-- Start Supplied records --

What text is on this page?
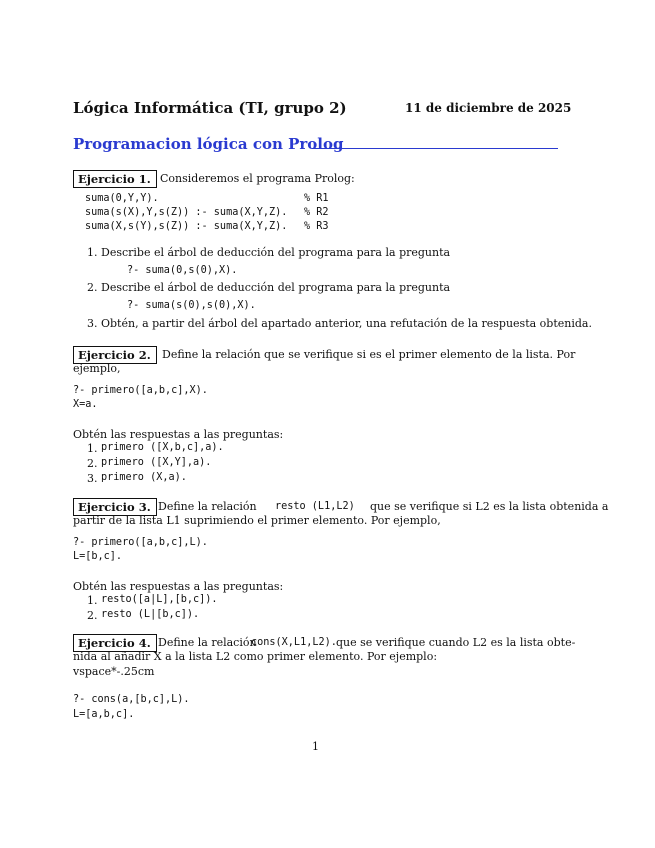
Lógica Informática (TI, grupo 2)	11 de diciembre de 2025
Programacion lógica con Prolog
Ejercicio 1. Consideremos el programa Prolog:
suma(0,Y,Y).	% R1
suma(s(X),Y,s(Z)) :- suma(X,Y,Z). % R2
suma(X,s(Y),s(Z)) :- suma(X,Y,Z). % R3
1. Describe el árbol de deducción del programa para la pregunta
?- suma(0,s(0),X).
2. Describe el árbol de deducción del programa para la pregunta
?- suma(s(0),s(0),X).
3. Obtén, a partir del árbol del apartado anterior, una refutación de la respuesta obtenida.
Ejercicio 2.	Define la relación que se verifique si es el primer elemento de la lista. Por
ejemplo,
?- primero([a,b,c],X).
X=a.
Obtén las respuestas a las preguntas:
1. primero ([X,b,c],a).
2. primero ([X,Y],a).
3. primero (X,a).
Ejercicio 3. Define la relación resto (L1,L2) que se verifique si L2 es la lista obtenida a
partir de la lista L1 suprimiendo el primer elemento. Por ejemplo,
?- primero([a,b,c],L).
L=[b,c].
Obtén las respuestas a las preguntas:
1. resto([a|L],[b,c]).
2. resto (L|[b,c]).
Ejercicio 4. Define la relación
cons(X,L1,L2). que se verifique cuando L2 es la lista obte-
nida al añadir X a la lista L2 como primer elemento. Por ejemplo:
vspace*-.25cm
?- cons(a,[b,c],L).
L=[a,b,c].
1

-- End Supplied records --

The answer is a single number: how many lines include the word "verifique"?

3